• _DATA PROVIDED_

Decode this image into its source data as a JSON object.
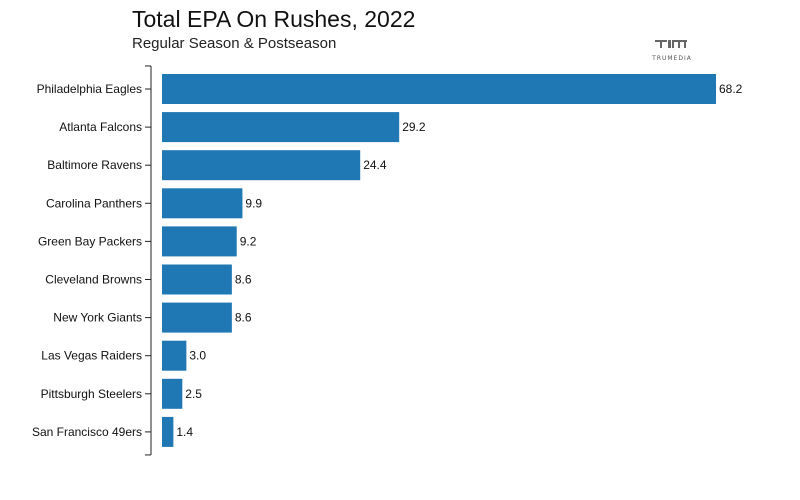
{
  "logo": {
    "text": "TRUMEDIA",
    "color": "#555555"
  },
  "chart_data": {
    "type": "bar",
    "orientation": "horizontal",
    "title": "Total EPA On Rushes, 2022",
    "subtitle": "Regular Season & Postseason",
    "categories": [
      "Philadelphia Eagles",
      "Atlanta Falcons",
      "Baltimore Ravens",
      "Carolina Panthers",
      "Green Bay Packers",
      "Cleveland Browns",
      "New York Giants",
      "Las Vegas Raiders",
      "Pittsburgh Steelers",
      "San Francisco 49ers"
    ],
    "values": [
      68.2,
      29.2,
      24.4,
      9.9,
      9.2,
      8.6,
      8.6,
      3.0,
      2.5,
      1.4
    ],
    "value_labels": [
      "68.2",
      "29.2",
      "24.4",
      "9.9",
      "9.2",
      "8.6",
      "8.6",
      "3.0",
      "2.5",
      "1.4"
    ],
    "xlim": [
      0,
      68.2
    ],
    "bar_color": "#1f77b4",
    "grid": false,
    "legend": "none"
  }
}
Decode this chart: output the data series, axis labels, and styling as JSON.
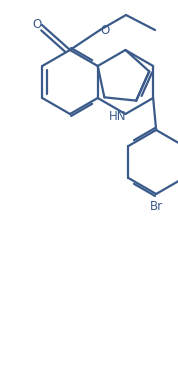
{
  "bg_color": "#ffffff",
  "line_color": "#3a5a8a",
  "line_width": 1.6,
  "figsize": [
    1.78,
    3.75
  ],
  "dpi": 100,
  "HN": "HN",
  "Br": "Br",
  "O1": "O",
  "O2": "O"
}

• _REQUIREMENT_
Quote each entry above verbatim and drop the pictures.

• _ANSWER BELOW_
Decode this image into its source data as a JSON object.
{
  "logo": {
    "text": "TRUMEDIA",
    "color": "#555555"
  },
  "chart_data": {
    "type": "bar",
    "orientation": "horizontal",
    "title": "Total EPA On Rushes, 2022",
    "subtitle": "Regular Season & Postseason",
    "categories": [
      "Philadelphia Eagles",
      "Atlanta Falcons",
      "Baltimore Ravens",
      "Carolina Panthers",
      "Green Bay Packers",
      "Cleveland Browns",
      "New York Giants",
      "Las Vegas Raiders",
      "Pittsburgh Steelers",
      "San Francisco 49ers"
    ],
    "values": [
      68.2,
      29.2,
      24.4,
      9.9,
      9.2,
      8.6,
      8.6,
      3.0,
      2.5,
      1.4
    ],
    "value_labels": [
      "68.2",
      "29.2",
      "24.4",
      "9.9",
      "9.2",
      "8.6",
      "8.6",
      "3.0",
      "2.5",
      "1.4"
    ],
    "xlim": [
      0,
      68.2
    ],
    "bar_color": "#1f77b4",
    "grid": false,
    "legend": "none"
  }
}
Decode this chart: output the data series, axis labels, and styling as JSON.
{
  "bg_color": "#ffffff",
  "line_color": "#3a5a8a",
  "line_width": 1.6,
  "figsize": [
    1.78,
    3.75
  ],
  "dpi": 100,
  "HN": "HN",
  "Br": "Br",
  "O1": "O",
  "O2": "O"
}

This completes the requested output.